_Task_: Read the listing and extract each line that includes the word "приспособлениях".

_Data extract_:
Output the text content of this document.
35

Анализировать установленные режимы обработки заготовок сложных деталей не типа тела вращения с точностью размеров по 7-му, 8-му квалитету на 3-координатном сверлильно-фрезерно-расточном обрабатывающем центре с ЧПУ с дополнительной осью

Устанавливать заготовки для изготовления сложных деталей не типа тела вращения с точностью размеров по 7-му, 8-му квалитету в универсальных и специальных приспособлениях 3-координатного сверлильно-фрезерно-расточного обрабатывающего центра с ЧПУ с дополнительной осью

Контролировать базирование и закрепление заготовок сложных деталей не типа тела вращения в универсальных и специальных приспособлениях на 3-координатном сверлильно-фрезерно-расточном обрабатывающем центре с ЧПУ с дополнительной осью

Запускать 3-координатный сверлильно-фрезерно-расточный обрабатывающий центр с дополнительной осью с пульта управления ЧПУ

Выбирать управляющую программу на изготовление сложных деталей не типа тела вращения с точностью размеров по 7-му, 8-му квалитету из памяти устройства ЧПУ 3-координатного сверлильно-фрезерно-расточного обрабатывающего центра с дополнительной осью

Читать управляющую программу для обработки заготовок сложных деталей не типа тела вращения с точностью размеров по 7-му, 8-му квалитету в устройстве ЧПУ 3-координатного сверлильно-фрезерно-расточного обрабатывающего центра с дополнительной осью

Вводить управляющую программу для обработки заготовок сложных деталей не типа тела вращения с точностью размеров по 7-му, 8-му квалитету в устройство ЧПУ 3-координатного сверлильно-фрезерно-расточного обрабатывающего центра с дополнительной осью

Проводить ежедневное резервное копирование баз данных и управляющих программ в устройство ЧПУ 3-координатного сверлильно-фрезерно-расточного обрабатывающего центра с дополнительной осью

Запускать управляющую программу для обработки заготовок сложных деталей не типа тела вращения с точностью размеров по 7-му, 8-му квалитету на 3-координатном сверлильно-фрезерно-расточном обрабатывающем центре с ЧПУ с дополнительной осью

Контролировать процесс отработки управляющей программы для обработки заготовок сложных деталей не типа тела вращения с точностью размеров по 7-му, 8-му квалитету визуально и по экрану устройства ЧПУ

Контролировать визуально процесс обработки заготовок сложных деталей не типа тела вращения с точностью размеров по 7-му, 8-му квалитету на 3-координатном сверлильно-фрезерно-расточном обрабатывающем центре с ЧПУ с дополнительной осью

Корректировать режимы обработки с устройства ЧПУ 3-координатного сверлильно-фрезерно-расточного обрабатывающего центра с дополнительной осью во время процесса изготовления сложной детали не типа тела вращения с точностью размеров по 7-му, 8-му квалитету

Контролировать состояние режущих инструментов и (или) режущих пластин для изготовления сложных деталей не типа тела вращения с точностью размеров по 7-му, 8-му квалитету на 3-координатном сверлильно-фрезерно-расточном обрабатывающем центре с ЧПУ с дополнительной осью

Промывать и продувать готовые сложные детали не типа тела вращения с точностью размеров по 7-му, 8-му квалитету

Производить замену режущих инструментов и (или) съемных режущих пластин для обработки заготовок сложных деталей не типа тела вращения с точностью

_Problem solution_:
Устанавливать заготовки для изготовления сложных деталей не типа тела вращения с точностью размеров по 7-му, 8-му квалитету в универсальных и специальных приспособлениях 3-координатного сверлильно-фрезерно-расточного обрабатывающего центра с ЧПУ с дополнительной осью
Контролировать базирование и закрепление заготовок сложных деталей не типа тела вращения в универсальных и специальных приспособлениях на 3-координатном сверлильно-фрезерно-расточном обрабатывающем центре с ЧПУ с дополнительной осью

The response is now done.